EXERCISE DIRECTIONS:
In the data below, change "hotmail" to "gmail" in the lines starting at the one containing "table-row <box>2 457 1120 502</box>" and ending at the one containing "correo-cell: centroculturalmarianopicons alas@yahoo.com". Return only those lines, with everything else left the same.

——————————

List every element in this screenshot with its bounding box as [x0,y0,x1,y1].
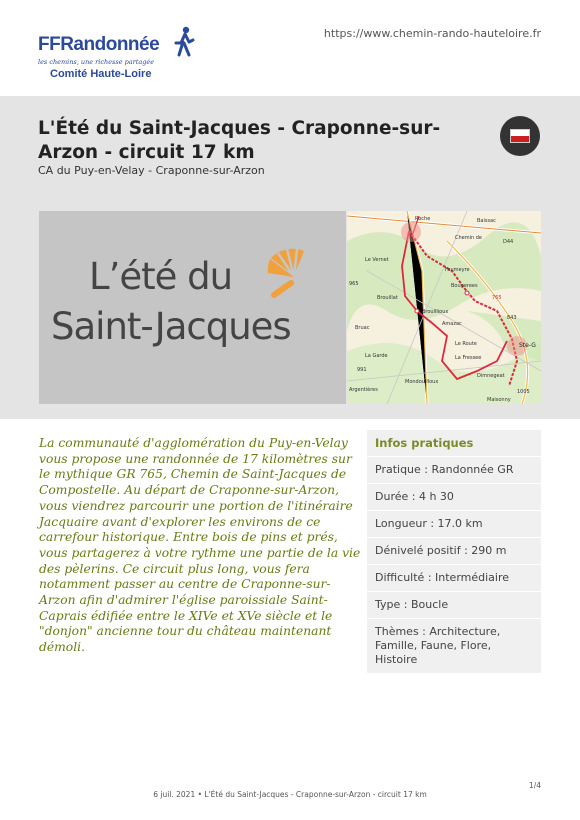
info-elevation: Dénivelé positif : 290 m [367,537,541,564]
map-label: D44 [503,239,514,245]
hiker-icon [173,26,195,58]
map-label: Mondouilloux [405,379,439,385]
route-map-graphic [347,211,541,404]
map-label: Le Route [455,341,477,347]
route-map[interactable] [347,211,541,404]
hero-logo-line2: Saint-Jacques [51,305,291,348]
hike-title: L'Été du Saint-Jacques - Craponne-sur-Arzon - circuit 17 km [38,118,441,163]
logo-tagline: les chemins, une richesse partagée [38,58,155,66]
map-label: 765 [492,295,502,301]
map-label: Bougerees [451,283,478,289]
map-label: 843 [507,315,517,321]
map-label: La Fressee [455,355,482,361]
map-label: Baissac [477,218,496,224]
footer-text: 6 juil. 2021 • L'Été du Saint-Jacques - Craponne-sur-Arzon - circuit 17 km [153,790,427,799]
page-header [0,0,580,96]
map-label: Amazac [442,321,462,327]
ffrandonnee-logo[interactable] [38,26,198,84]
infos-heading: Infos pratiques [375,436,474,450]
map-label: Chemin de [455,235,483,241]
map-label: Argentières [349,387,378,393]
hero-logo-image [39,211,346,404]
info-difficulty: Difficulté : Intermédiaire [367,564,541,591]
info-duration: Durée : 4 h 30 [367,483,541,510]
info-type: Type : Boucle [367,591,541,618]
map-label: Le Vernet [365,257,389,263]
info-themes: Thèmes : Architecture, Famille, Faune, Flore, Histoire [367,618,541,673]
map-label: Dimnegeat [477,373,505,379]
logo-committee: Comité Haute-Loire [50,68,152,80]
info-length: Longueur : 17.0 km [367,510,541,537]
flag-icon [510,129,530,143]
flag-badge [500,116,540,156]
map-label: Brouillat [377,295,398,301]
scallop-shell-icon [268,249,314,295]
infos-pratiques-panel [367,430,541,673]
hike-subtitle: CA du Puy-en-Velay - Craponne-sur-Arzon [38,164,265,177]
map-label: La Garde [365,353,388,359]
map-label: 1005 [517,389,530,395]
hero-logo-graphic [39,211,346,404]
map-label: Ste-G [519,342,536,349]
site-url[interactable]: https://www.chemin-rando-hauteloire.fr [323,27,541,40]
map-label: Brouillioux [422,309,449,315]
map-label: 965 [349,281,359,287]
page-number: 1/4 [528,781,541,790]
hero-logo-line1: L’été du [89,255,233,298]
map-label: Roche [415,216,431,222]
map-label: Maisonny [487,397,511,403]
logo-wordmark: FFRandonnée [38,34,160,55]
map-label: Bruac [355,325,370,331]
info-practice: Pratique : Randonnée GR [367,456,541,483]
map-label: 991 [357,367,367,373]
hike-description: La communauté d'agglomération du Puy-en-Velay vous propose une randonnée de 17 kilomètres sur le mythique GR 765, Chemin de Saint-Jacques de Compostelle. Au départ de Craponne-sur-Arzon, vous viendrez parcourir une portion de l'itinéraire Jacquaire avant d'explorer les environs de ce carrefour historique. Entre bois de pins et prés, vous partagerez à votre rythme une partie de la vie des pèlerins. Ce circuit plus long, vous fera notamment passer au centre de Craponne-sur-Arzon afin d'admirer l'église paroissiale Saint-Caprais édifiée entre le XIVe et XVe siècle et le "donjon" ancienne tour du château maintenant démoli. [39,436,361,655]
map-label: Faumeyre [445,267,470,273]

——————————

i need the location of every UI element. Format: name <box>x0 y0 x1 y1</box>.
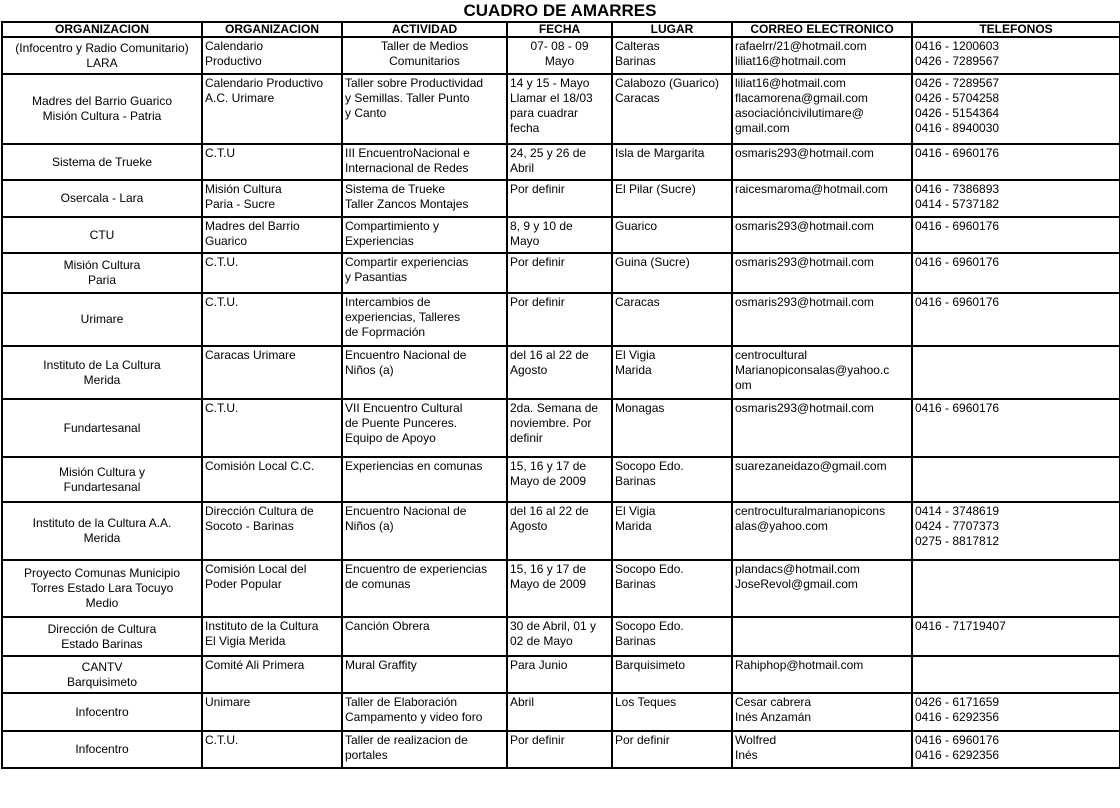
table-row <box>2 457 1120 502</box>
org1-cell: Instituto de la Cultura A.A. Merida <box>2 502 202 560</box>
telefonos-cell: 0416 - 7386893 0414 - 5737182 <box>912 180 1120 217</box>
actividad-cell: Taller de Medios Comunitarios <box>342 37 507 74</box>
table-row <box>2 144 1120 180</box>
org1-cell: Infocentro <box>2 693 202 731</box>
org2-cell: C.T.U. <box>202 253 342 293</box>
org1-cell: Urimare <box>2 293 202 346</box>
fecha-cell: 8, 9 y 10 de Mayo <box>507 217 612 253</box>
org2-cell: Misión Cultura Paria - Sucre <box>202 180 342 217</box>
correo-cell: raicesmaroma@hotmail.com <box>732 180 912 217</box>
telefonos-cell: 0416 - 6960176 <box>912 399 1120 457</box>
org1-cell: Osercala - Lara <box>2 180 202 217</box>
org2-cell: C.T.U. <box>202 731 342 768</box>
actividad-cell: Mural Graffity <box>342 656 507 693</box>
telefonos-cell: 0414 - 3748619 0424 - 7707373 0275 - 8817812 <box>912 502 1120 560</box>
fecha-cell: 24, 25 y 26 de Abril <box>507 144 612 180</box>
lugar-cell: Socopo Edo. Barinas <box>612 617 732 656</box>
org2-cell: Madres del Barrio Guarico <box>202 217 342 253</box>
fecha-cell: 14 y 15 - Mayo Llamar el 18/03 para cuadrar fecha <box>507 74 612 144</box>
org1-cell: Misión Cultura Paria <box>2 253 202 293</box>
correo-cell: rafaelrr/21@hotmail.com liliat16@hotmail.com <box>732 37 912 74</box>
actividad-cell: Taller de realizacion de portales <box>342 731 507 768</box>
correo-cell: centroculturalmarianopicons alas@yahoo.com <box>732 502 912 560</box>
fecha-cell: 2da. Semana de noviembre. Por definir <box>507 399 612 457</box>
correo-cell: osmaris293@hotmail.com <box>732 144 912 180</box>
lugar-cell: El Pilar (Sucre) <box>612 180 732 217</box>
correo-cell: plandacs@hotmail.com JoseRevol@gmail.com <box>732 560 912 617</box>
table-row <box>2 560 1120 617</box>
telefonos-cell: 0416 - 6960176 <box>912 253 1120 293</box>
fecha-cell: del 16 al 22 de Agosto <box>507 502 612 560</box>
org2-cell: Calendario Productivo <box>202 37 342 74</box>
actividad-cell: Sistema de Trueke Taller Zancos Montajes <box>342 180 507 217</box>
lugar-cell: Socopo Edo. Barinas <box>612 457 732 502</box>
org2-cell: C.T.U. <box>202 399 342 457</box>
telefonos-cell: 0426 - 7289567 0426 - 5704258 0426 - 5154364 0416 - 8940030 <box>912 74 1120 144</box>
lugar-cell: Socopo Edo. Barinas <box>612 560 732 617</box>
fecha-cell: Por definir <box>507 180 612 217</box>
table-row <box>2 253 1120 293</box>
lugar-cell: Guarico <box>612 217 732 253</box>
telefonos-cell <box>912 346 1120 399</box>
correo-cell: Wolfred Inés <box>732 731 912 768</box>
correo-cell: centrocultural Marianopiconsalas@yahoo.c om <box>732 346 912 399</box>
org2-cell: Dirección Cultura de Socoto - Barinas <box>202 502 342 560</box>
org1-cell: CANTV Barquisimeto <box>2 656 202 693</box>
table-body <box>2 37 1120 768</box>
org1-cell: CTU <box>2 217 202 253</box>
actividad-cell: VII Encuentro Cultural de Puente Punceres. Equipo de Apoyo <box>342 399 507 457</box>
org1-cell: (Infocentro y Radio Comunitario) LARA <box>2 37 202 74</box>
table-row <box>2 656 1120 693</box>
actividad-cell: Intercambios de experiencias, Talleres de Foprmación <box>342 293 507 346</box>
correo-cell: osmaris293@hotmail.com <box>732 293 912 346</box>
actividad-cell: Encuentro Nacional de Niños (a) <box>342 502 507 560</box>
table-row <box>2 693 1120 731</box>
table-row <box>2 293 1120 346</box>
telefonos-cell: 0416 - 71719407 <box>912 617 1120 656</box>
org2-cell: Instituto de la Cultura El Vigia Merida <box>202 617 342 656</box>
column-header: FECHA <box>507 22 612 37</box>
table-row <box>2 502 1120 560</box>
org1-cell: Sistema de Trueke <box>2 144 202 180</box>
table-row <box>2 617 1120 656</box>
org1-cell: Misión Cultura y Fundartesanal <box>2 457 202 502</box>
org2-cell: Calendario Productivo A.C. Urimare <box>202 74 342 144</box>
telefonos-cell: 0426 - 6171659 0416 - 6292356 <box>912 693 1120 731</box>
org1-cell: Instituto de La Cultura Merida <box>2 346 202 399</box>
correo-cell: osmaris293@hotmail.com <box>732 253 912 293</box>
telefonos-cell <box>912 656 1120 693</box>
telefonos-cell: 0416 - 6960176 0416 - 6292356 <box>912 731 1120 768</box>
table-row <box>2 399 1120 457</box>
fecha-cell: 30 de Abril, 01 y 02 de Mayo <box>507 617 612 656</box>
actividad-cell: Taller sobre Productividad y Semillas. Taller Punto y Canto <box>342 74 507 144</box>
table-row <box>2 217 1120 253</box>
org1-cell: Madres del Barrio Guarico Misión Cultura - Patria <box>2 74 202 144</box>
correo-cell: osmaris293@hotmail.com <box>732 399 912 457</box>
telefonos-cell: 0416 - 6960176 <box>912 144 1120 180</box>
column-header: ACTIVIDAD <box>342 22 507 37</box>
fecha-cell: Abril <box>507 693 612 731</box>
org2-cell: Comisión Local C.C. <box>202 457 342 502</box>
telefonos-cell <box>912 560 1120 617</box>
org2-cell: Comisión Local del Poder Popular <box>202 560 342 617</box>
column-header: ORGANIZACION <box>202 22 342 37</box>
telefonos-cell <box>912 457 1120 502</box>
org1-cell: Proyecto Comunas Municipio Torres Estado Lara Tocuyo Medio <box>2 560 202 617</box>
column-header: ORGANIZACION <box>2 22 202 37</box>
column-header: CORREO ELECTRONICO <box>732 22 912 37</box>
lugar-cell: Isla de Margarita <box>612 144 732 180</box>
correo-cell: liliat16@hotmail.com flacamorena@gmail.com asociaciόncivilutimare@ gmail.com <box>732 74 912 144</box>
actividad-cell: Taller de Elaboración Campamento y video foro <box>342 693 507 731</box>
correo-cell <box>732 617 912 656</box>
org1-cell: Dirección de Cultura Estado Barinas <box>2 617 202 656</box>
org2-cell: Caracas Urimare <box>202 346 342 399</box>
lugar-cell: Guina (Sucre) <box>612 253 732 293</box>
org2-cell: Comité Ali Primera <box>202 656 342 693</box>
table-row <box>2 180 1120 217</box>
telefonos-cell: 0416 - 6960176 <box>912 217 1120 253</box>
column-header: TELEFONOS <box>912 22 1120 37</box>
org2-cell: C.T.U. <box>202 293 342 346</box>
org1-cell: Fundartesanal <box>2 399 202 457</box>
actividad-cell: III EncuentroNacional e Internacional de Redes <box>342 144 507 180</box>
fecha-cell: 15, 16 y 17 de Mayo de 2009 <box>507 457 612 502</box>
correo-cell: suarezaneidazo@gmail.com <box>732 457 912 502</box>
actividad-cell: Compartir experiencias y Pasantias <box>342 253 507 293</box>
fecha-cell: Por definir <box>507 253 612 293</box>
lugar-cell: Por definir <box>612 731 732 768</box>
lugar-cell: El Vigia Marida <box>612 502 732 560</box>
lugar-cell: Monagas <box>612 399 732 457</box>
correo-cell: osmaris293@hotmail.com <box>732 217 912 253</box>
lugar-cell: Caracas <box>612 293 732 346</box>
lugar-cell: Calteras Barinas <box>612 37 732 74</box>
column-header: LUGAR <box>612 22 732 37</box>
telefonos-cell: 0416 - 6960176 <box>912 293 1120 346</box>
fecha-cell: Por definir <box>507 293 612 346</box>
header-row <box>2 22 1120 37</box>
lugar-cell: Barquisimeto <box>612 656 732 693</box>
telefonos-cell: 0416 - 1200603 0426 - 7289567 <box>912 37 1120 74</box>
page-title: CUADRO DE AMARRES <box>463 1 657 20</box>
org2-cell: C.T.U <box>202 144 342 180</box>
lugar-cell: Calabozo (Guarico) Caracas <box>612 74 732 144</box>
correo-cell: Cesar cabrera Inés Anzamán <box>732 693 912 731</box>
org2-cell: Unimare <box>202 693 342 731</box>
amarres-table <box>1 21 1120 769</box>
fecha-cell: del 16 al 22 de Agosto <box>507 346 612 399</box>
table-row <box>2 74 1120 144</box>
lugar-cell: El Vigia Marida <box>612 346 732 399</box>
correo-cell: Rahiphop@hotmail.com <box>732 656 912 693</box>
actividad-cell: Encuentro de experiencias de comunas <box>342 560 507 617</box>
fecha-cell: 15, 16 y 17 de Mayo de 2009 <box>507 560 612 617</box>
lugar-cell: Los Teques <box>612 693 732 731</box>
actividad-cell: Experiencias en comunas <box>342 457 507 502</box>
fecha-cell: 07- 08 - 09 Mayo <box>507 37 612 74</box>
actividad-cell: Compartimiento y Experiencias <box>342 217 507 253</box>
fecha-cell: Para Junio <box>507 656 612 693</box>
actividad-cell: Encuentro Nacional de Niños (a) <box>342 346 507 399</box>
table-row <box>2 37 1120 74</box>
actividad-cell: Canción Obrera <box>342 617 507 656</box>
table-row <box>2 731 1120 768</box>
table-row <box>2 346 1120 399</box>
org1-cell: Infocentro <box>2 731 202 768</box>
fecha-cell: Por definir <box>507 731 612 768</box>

——————————

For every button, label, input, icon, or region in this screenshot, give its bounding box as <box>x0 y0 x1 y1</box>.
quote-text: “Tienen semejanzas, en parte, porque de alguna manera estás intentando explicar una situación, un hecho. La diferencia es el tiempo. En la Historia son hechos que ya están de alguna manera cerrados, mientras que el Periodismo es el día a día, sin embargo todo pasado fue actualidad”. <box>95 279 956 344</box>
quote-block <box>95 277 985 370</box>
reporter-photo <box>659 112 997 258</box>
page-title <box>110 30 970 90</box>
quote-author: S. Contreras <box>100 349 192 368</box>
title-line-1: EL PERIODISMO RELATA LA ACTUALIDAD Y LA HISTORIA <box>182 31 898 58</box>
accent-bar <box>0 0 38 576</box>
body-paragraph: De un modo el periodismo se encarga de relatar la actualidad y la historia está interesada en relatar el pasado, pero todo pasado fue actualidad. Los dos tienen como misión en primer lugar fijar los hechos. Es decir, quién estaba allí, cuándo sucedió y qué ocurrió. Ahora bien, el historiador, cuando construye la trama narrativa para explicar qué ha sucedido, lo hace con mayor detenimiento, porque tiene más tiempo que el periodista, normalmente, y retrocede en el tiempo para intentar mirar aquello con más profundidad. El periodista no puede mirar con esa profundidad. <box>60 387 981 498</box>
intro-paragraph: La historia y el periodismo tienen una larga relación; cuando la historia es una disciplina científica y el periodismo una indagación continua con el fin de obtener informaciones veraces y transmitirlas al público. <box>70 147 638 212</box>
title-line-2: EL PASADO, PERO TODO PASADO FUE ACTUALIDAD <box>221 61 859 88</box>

——————————

THE COMPLETED TASK:
table-row <box>2 457 1120 502</box>
org1-cell: Instituto de la Cultura A.A. Merida <box>2 502 202 560</box>
telefonos-cell: 0416 - 7386893 0414 - 5737182 <box>912 180 1120 217</box>
actividad-cell: Taller de Medios Comunitarios <box>342 37 507 74</box>
table-row <box>2 144 1120 180</box>
org1-cell: Infocentro <box>2 693 202 731</box>
org2-cell: C.T.U. <box>202 253 342 293</box>
org1-cell: Urimare <box>2 293 202 346</box>
fecha-cell: 8, 9 y 10 de Mayo <box>507 217 612 253</box>
org2-cell: Misión Cultura Paria - Sucre <box>202 180 342 217</box>
correo-cell: raicesmaroma@gmail.com <box>732 180 912 217</box>
telefonos-cell: 0416 - 6960176 <box>912 399 1120 457</box>
org1-cell: Osercala - Lara <box>2 180 202 217</box>
org2-cell: C.T.U. <box>202 731 342 768</box>
actividad-cell: Mural Graffity <box>342 656 507 693</box>
telefonos-cell: 0414 - 3748619 0424 - 7707373 0275 - 8817812 <box>912 502 1120 560</box>
fecha-cell: 24, 25 y 26 de Abril <box>507 144 612 180</box>
lugar-cell: Socopo Edo. Barinas <box>612 617 732 656</box>
org2-cell: Madres del Barrio Guarico <box>202 217 342 253</box>
fecha-cell: 14 y 15 - Mayo Llamar el 18/03 para cuadrar fecha <box>507 74 612 144</box>
org1-cell: Misión Cultura Paria <box>2 253 202 293</box>
correo-cell: rafaelrr/21@gmail.com liliat16@gmail.com <box>732 37 912 74</box>
actividad-cell: Taller de realizacion de portales <box>342 731 507 768</box>
correo-cell: centroculturalmarianopicons alas@yahoo.com <box>732 502 912 560</box>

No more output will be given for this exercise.